_Exercise directions:_ Would you quote every entry exactly, dropping only the pictures?

_Records to use:_
******************************

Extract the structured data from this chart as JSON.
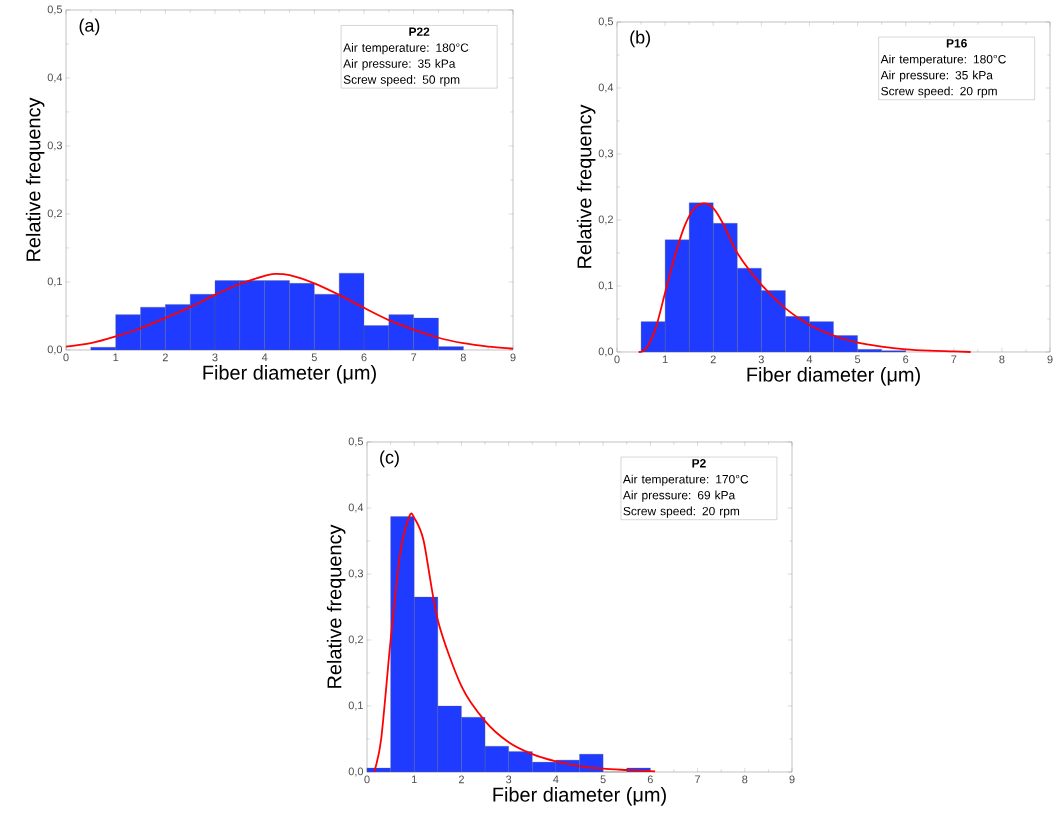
{
  "chart_data": [
    {
      "type": "histogram",
      "xlabel": "Fiber diameter (μm)",
      "ylabel": "Relative frequency",
      "xlim": [
        0,
        9
      ],
      "ylim": [
        0,
        0.5
      ],
      "xticks": [
        0,
        1,
        2,
        3,
        4,
        5,
        6,
        7,
        8,
        9
      ],
      "yticks": [
        {
          "value": 0,
          "label": "0,0"
        },
        {
          "value": 0.1,
          "label": "0,1"
        },
        {
          "value": 0.2,
          "label": "0,2"
        },
        {
          "value": 0.3,
          "label": "0,3"
        },
        {
          "value": 0.4,
          "label": "0,4"
        },
        {
          "value": 0.5,
          "label": "0,5"
        }
      ],
      "annotations": [
        "(a)",
        "P22",
        "Air temperature: 180°C",
        "Air pressure: 35 kPa",
        "Screw speed: 50 rpm"
      ],
      "series": [
        {
          "color": "#1f3bff",
          "bins": [
            0.5,
            1,
            1.5,
            2,
            2.5,
            3,
            3.5,
            4,
            4.5,
            5,
            5.5,
            6,
            6.5,
            7,
            7.5,
            8
          ],
          "values": [
            0.004,
            0.052,
            0.063,
            0.067,
            0.082,
            0.102,
            0.102,
            0.102,
            0.098,
            0.082,
            0.113,
            0.036,
            0.052,
            0.047,
            0.005
          ]
        },
        {
          "type": "line",
          "color": "#ff0000",
          "x": [
            0,
            0.5,
            1,
            1.5,
            2,
            2.5,
            3,
            3.5,
            4,
            4.2,
            4.5,
            5,
            5.5,
            6,
            6.5,
            7,
            7.5,
            8,
            8.5,
            9
          ],
          "values": [
            0.005,
            0.01,
            0.02,
            0.032,
            0.047,
            0.063,
            0.081,
            0.097,
            0.109,
            0.112,
            0.11,
            0.098,
            0.081,
            0.062,
            0.044,
            0.03,
            0.018,
            0.01,
            0.005,
            0.002
          ]
        }
      ]
    },
    {
      "type": "histogram",
      "xlabel": "Fiber diameter (μm)",
      "ylabel": "Relative frequency",
      "xlim": [
        0,
        9
      ],
      "ylim": [
        0,
        0.5
      ],
      "xticks": [
        0,
        1,
        2,
        3,
        4,
        5,
        6,
        7,
        8,
        9
      ],
      "yticks": [
        {
          "value": 0,
          "label": "0,0"
        },
        {
          "value": 0.1,
          "label": "0,1"
        },
        {
          "value": 0.2,
          "label": "0,2"
        },
        {
          "value": 0.3,
          "label": "0,3"
        },
        {
          "value": 0.4,
          "label": "0,4"
        },
        {
          "value": 0.5,
          "label": "0,5"
        }
      ],
      "annotations": [
        "(b)",
        "P16",
        "Air temperature: 180°C",
        "Air pressure: 35 kPa",
        "Screw speed: 20 rpm"
      ],
      "series": [
        {
          "color": "#1f3bff",
          "bins": [
            0.5,
            1,
            1.5,
            2,
            2.5,
            3,
            3.5,
            4,
            4.5,
            5,
            5.5,
            6
          ],
          "values": [
            0.046,
            0.17,
            0.226,
            0.195,
            0.127,
            0.093,
            0.054,
            0.046,
            0.025,
            0.004,
            0.002
          ]
        },
        {
          "type": "line",
          "color": "#ff0000",
          "x": [
            0.45,
            0.6,
            0.8,
            1.0,
            1.2,
            1.4,
            1.6,
            1.8,
            2.0,
            2.2,
            2.5,
            3,
            3.5,
            4,
            4.5,
            5,
            5.5,
            6,
            6.5,
            7,
            7.35
          ],
          "values": [
            0,
            0.005,
            0.035,
            0.09,
            0.145,
            0.19,
            0.217,
            0.225,
            0.218,
            0.195,
            0.15,
            0.102,
            0.066,
            0.041,
            0.025,
            0.014,
            0.008,
            0.004,
            0.002,
            0.001,
            0
          ]
        }
      ]
    },
    {
      "type": "histogram",
      "xlabel": "Fiber diameter (μm)",
      "ylabel": "Relative frequency",
      "xlim": [
        0,
        9
      ],
      "ylim": [
        0,
        0.5
      ],
      "xticks": [
        0,
        1,
        2,
        3,
        4,
        5,
        6,
        7,
        8,
        9
      ],
      "yticks": [
        {
          "value": 0,
          "label": "0,0"
        },
        {
          "value": 0.1,
          "label": "0,1"
        },
        {
          "value": 0.2,
          "label": "0,2"
        },
        {
          "value": 0.3,
          "label": "0,3"
        },
        {
          "value": 0.4,
          "label": "0,4"
        },
        {
          "value": 0.5,
          "label": "0,5"
        }
      ],
      "annotations": [
        "(c)",
        "P2",
        "Air temperature: 170°C",
        "Air pressure: 69 kPa",
        "Screw speed: 20 rpm"
      ],
      "series": [
        {
          "color": "#1f3bff",
          "bins": [
            0,
            0.5,
            1,
            1.5,
            2,
            2.5,
            3,
            3.5,
            4,
            4.5,
            5,
            5.5,
            6
          ],
          "values": [
            0.006,
            0.387,
            0.265,
            0.1,
            0.083,
            0.039,
            0.031,
            0.015,
            0.018,
            0.027,
            0,
            0.006
          ]
        },
        {
          "type": "line",
          "color": "#ff0000",
          "x": [
            0.15,
            0.3,
            0.5,
            0.7,
            0.9,
            1.0,
            1.2,
            1.5,
            2,
            2.5,
            3,
            3.5,
            4,
            4.5,
            5,
            5.5,
            6.1
          ],
          "values": [
            0,
            0.05,
            0.2,
            0.33,
            0.388,
            0.385,
            0.35,
            0.23,
            0.13,
            0.077,
            0.045,
            0.027,
            0.016,
            0.009,
            0.005,
            0.003,
            0.001
          ]
        }
      ]
    }
  ]
}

******************************

_Exercise solution:_
Extract the structured data from this chart as JSON.
{
  "chart_data": [
    {
      "type": "histogram",
      "xlabel": "Fiber diameter (μm)",
      "ylabel": "Relative frequency",
      "xlim": [
        0,
        9
      ],
      "ylim": [
        0,
        0.5
      ],
      "xticks": [
        0,
        1,
        2,
        3,
        4,
        5,
        6,
        7,
        8,
        9
      ],
      "yticks": [
        {
          "value": 0,
          "label": "0,0"
        },
        {
          "value": 0.1,
          "label": "0,1"
        },
        {
          "value": 0.2,
          "label": "0,2"
        },
        {
          "value": 0.3,
          "label": "0,3"
        },
        {
          "value": 0.4,
          "label": "0,4"
        },
        {
          "value": 0.5,
          "label": "0,5"
        }
      ],
      "annotations": [
        "(a)",
        "P22",
        "Air temperature: 180°C",
        "Air pressure: 35 kPa",
        "Screw speed: 50 rpm"
      ],
      "series": [
        {
          "color": "#1f3bff",
          "bins": [
            0.5,
            1,
            1.5,
            2,
            2.5,
            3,
            3.5,
            4,
            4.5,
            5,
            5.5,
            6,
            6.5,
            7,
            7.5,
            8
          ],
          "values": [
            0.004,
            0.052,
            0.063,
            0.067,
            0.082,
            0.102,
            0.102,
            0.102,
            0.098,
            0.082,
            0.113,
            0.036,
            0.052,
            0.047,
            0.005
          ]
        },
        {
          "type": "line",
          "color": "#ff0000",
          "x": [
            0,
            0.5,
            1,
            1.5,
            2,
            2.5,
            3,
            3.5,
            4,
            4.2,
            4.5,
            5,
            5.5,
            6,
            6.5,
            7,
            7.5,
            8,
            8.5,
            9
          ],
          "values": [
            0.005,
            0.01,
            0.02,
            0.032,
            0.047,
            0.063,
            0.081,
            0.097,
            0.109,
            0.112,
            0.11,
            0.098,
            0.081,
            0.062,
            0.044,
            0.03,
            0.018,
            0.01,
            0.005,
            0.002
          ]
        }
      ]
    },
    {
      "type": "histogram",
      "xlabel": "Fiber diameter (μm)",
      "ylabel": "Relative frequency",
      "xlim": [
        0,
        9
      ],
      "ylim": [
        0,
        0.5
      ],
      "xticks": [
        0,
        1,
        2,
        3,
        4,
        5,
        6,
        7,
        8,
        9
      ],
      "yticks": [
        {
          "value": 0,
          "label": "0,0"
        },
        {
          "value": 0.1,
          "label": "0,1"
        },
        {
          "value": 0.2,
          "label": "0,2"
        },
        {
          "value": 0.3,
          "label": "0,3"
        },
        {
          "value": 0.4,
          "label": "0,4"
        },
        {
          "value": 0.5,
          "label": "0,5"
        }
      ],
      "annotations": [
        "(b)",
        "P16",
        "Air temperature: 180°C",
        "Air pressure: 35 kPa",
        "Screw speed: 20 rpm"
      ],
      "series": [
        {
          "color": "#1f3bff",
          "bins": [
            0.5,
            1,
            1.5,
            2,
            2.5,
            3,
            3.5,
            4,
            4.5,
            5,
            5.5,
            6
          ],
          "values": [
            0.046,
            0.17,
            0.226,
            0.195,
            0.127,
            0.093,
            0.054,
            0.046,
            0.025,
            0.004,
            0.002
          ]
        },
        {
          "type": "line",
          "color": "#ff0000",
          "x": [
            0.45,
            0.6,
            0.8,
            1.0,
            1.2,
            1.4,
            1.6,
            1.8,
            2.0,
            2.2,
            2.5,
            3,
            3.5,
            4,
            4.5,
            5,
            5.5,
            6,
            6.5,
            7,
            7.35
          ],
          "values": [
            0,
            0.005,
            0.035,
            0.09,
            0.145,
            0.19,
            0.217,
            0.225,
            0.218,
            0.195,
            0.15,
            0.102,
            0.066,
            0.041,
            0.025,
            0.014,
            0.008,
            0.004,
            0.002,
            0.001,
            0
          ]
        }
      ]
    },
    {
      "type": "histogram",
      "xlabel": "Fiber diameter (μm)",
      "ylabel": "Relative frequency",
      "xlim": [
        0,
        9
      ],
      "ylim": [
        0,
        0.5
      ],
      "xticks": [
        0,
        1,
        2,
        3,
        4,
        5,
        6,
        7,
        8,
        9
      ],
      "yticks": [
        {
          "value": 0,
          "label": "0,0"
        },
        {
          "value": 0.1,
          "label": "0,1"
        },
        {
          "value": 0.2,
          "label": "0,2"
        },
        {
          "value": 0.3,
          "label": "0,3"
        },
        {
          "value": 0.4,
          "label": "0,4"
        },
        {
          "value": 0.5,
          "label": "0,5"
        }
      ],
      "annotations": [
        "(c)",
        "P2",
        "Air temperature: 170°C",
        "Air pressure: 69 kPa",
        "Screw speed: 20 rpm"
      ],
      "series": [
        {
          "color": "#1f3bff",
          "bins": [
            0,
            0.5,
            1,
            1.5,
            2,
            2.5,
            3,
            3.5,
            4,
            4.5,
            5,
            5.5,
            6
          ],
          "values": [
            0.006,
            0.387,
            0.265,
            0.1,
            0.083,
            0.039,
            0.031,
            0.015,
            0.018,
            0.027,
            0,
            0.006
          ]
        },
        {
          "type": "line",
          "color": "#ff0000",
          "x": [
            0.15,
            0.3,
            0.5,
            0.7,
            0.9,
            1.0,
            1.2,
            1.5,
            2,
            2.5,
            3,
            3.5,
            4,
            4.5,
            5,
            5.5,
            6.1
          ],
          "values": [
            0,
            0.05,
            0.2,
            0.33,
            0.388,
            0.385,
            0.35,
            0.23,
            0.13,
            0.077,
            0.045,
            0.027,
            0.016,
            0.009,
            0.005,
            0.003,
            0.001
          ]
        }
      ]
    }
  ]
}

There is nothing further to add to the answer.